__Task to complete__
Your answer should be a single number: the count of lines containing the string "type".

[A run of records]
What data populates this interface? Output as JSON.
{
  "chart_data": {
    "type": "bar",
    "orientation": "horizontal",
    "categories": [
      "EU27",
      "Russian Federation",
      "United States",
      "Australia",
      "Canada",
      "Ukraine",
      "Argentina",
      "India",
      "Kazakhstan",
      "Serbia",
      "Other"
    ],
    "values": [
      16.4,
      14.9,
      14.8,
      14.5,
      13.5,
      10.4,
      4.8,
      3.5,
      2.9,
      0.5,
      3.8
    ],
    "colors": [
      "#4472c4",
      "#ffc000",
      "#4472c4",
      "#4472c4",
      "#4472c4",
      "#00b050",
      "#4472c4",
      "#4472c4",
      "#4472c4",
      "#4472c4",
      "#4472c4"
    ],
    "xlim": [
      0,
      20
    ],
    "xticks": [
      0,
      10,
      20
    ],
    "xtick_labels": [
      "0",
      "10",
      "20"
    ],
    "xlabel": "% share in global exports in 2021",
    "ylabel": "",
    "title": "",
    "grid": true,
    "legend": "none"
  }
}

...

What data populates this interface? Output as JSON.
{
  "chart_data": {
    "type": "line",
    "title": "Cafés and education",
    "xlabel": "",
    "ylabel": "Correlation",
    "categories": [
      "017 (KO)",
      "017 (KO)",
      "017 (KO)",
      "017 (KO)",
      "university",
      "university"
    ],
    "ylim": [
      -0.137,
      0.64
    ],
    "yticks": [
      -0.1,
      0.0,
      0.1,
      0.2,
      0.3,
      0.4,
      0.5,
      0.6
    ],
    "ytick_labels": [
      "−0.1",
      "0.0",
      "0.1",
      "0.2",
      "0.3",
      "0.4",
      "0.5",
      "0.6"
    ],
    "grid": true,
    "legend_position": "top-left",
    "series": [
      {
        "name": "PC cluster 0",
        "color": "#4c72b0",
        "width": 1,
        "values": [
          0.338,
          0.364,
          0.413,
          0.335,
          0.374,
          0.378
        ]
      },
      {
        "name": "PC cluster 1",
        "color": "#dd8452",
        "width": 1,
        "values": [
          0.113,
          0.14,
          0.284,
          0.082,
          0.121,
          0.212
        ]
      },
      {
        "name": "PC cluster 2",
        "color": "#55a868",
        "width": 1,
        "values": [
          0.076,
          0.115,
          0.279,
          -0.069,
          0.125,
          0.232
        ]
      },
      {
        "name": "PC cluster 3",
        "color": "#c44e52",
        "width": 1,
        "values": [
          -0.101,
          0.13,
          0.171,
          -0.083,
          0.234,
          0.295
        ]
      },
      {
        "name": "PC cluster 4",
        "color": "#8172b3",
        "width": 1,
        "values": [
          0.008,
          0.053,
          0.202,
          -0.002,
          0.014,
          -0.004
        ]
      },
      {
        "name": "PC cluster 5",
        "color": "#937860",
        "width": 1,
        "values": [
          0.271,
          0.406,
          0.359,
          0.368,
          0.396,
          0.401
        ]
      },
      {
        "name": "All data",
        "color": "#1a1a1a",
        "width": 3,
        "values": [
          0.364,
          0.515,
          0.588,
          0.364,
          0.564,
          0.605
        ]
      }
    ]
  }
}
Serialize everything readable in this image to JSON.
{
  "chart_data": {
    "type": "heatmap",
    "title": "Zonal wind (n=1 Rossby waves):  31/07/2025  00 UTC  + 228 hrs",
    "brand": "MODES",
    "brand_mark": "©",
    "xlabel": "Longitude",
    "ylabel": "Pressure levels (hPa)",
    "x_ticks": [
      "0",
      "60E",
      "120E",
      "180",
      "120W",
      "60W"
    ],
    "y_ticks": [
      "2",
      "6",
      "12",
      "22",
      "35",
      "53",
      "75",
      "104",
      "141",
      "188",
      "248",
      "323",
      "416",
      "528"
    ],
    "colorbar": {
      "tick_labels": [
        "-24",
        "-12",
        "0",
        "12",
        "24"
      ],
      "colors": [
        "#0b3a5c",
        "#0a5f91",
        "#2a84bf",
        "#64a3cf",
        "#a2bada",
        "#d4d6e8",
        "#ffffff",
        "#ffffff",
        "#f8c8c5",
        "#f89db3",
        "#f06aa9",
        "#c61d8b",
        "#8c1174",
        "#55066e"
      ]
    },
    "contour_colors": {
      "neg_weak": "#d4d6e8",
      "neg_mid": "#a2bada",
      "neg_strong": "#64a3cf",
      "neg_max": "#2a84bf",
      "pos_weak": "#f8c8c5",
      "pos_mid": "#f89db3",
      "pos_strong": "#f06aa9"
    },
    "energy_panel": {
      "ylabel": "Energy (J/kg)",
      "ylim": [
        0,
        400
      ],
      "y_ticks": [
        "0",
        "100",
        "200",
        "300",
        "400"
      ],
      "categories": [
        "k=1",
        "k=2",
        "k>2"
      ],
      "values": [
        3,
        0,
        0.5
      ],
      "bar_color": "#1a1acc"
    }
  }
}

==

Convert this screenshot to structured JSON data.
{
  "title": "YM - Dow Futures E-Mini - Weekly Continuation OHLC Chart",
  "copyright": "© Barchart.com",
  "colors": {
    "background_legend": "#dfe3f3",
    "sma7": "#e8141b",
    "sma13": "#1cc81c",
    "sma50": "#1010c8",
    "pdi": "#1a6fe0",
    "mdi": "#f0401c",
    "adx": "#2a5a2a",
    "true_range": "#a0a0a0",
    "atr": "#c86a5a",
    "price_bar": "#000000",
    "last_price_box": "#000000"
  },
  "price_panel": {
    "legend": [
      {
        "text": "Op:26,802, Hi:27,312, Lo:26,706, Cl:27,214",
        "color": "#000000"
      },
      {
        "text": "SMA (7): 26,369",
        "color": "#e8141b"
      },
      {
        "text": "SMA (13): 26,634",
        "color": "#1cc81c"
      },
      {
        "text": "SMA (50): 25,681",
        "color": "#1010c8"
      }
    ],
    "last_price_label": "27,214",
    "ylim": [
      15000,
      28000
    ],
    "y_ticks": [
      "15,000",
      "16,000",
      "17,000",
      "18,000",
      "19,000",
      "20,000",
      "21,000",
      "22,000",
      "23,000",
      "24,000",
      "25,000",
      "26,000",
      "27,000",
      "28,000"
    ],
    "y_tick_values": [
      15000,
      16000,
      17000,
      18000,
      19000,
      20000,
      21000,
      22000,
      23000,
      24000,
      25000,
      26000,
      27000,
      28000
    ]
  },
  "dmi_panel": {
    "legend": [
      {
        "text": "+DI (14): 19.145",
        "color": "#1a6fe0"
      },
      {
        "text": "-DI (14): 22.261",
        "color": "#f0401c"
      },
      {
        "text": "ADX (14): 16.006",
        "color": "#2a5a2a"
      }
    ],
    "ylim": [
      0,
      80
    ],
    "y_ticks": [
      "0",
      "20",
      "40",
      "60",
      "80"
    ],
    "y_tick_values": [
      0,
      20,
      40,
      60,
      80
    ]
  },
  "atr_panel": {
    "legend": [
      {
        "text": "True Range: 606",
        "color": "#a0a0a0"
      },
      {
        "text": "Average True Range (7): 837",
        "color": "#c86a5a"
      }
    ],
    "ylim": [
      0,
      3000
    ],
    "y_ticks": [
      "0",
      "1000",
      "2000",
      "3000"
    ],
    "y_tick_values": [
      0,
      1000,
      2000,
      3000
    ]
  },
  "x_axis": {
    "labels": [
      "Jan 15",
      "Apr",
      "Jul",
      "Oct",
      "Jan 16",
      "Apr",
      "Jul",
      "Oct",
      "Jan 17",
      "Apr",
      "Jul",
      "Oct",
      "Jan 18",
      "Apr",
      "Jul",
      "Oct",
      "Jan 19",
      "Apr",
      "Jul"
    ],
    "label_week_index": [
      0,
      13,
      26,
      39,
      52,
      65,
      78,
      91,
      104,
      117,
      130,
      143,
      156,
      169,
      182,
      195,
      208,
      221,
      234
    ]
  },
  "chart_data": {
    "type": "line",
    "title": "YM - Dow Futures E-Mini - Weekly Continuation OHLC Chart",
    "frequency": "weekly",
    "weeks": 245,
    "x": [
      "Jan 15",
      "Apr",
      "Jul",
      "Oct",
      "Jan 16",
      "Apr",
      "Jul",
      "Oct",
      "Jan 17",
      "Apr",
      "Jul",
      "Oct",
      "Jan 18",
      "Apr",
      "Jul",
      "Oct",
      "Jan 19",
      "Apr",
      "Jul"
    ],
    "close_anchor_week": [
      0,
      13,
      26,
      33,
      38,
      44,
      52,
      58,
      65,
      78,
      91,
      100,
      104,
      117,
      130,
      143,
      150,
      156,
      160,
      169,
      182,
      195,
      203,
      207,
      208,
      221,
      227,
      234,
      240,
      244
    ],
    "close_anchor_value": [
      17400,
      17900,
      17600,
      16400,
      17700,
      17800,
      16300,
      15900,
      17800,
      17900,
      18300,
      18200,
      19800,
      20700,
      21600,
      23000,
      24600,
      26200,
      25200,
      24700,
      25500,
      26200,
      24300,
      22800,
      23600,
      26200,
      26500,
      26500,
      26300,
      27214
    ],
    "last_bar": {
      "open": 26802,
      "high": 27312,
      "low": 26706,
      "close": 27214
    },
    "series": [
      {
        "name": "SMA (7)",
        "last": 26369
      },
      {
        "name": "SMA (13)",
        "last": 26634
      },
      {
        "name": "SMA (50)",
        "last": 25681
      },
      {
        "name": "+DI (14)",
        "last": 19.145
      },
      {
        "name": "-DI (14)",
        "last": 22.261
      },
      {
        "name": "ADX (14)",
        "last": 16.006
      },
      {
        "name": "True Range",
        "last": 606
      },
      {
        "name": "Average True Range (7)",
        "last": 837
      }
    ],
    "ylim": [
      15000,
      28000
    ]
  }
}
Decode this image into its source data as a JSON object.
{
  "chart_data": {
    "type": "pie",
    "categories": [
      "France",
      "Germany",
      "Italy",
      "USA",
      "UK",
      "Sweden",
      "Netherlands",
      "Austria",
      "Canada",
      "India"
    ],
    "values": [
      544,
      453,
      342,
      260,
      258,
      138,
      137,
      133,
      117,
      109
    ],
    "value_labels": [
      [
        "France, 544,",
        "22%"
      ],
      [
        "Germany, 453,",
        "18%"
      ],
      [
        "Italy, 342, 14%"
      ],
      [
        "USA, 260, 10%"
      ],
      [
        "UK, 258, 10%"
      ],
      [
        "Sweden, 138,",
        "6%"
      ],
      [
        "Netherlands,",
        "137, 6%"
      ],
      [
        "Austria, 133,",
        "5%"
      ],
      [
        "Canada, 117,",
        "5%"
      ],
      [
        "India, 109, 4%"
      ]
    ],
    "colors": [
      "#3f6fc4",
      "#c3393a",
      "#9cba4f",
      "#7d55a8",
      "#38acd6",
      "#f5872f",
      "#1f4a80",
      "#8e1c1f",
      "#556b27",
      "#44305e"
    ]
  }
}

__Finished task__
5